* TASK OBJECTIVE *
Copy each line with the word "name" in it.

**** TASK INPUT ****

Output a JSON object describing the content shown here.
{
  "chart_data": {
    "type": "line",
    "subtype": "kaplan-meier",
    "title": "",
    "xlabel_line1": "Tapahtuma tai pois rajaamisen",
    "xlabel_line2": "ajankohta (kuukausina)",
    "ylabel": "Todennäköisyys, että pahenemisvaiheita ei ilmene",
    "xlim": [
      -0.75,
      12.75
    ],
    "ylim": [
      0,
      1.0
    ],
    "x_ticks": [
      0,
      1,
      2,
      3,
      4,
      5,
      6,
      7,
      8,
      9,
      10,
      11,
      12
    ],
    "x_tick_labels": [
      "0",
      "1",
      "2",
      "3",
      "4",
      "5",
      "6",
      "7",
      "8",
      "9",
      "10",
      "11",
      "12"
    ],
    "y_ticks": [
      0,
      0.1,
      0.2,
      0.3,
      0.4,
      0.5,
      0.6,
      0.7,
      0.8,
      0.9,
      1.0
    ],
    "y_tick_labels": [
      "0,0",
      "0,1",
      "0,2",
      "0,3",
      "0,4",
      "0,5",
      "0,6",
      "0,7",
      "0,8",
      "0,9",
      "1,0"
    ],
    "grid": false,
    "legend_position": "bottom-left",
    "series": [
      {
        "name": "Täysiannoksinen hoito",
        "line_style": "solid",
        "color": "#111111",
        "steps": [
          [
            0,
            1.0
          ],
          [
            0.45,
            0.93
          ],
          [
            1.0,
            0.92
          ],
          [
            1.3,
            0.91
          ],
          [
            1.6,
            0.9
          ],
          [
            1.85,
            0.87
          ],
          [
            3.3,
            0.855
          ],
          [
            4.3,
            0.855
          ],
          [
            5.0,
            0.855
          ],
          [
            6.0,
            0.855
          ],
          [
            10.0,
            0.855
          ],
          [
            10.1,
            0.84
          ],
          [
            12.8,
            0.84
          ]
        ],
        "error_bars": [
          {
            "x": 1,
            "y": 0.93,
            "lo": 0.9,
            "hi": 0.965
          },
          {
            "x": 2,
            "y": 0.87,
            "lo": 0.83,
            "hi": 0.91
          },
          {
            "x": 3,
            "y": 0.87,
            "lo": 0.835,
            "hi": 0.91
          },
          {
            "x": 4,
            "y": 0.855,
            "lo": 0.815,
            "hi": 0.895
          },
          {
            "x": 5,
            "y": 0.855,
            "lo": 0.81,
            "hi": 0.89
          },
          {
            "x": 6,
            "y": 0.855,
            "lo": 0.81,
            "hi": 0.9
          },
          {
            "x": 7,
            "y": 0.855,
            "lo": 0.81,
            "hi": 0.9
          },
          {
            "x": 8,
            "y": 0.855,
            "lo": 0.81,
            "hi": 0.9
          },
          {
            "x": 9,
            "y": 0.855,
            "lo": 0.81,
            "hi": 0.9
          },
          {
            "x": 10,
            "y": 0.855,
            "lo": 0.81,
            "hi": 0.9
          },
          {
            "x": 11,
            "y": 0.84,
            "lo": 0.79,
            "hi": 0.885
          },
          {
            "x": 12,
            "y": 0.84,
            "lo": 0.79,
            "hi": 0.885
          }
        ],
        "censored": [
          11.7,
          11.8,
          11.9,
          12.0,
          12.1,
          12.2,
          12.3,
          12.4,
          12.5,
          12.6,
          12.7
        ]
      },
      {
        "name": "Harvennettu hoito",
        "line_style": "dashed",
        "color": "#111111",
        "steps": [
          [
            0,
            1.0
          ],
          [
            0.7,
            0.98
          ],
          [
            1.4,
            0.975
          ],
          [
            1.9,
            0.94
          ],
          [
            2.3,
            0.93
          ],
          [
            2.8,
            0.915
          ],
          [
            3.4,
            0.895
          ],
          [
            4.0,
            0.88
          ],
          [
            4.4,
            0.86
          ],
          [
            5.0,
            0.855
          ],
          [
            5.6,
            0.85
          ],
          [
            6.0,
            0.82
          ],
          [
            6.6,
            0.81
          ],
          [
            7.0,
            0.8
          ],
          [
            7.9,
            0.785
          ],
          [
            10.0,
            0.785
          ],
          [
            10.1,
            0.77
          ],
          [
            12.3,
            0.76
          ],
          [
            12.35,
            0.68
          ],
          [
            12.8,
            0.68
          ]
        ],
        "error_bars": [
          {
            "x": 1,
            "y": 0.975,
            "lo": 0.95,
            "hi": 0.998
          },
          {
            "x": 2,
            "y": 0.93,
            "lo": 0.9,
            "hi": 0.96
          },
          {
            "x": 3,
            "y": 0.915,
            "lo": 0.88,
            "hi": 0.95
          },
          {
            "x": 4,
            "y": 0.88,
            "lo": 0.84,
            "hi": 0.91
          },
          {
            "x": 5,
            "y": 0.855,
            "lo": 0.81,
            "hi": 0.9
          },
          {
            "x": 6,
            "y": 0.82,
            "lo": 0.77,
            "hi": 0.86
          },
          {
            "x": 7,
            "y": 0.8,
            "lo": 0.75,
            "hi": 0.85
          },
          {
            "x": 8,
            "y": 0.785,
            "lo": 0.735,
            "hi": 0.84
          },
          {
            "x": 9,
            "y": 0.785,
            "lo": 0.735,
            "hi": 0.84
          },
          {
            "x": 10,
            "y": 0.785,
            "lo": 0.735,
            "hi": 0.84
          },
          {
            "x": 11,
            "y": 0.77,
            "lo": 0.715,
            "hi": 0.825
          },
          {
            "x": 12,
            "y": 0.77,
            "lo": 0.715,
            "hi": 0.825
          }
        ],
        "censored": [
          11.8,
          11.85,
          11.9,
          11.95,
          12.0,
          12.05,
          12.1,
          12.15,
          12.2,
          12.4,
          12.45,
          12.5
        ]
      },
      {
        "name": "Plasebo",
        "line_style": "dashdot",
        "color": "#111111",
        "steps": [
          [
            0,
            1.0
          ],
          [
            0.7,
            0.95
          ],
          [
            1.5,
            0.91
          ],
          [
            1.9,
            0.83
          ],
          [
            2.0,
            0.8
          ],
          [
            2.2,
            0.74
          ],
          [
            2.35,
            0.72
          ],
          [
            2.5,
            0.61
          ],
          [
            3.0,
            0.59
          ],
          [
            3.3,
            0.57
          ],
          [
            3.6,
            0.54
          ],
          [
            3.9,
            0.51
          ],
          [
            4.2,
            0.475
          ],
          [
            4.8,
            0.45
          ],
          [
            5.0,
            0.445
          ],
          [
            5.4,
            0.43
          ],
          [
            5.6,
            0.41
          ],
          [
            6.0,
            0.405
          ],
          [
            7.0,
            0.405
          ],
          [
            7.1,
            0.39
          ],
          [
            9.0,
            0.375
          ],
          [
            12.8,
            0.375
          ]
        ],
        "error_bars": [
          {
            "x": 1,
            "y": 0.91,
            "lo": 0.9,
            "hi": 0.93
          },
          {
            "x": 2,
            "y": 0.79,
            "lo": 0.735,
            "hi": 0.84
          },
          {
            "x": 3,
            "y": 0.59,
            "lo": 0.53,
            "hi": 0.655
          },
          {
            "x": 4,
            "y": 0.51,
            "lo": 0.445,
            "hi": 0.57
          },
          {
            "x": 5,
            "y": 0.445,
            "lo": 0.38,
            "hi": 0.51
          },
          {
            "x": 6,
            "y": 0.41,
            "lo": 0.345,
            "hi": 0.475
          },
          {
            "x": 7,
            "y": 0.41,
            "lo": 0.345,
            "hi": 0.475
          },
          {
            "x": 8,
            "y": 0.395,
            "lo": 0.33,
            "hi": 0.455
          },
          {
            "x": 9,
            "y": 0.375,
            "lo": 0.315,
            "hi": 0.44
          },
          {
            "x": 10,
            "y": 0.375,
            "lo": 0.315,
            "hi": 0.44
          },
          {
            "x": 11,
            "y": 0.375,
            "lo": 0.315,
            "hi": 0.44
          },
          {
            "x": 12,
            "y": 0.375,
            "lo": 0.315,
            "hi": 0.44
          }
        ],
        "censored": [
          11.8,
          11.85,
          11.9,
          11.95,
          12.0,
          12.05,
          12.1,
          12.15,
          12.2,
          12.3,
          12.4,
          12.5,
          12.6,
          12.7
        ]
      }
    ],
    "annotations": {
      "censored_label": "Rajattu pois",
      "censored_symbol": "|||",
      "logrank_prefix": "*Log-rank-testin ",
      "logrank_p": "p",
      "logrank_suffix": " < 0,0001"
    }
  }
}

****

* RESULT *
        "name": "Täysiannoksinen hoito",
        "name": "Harvennettu hoito",
        "name": "Plasebo",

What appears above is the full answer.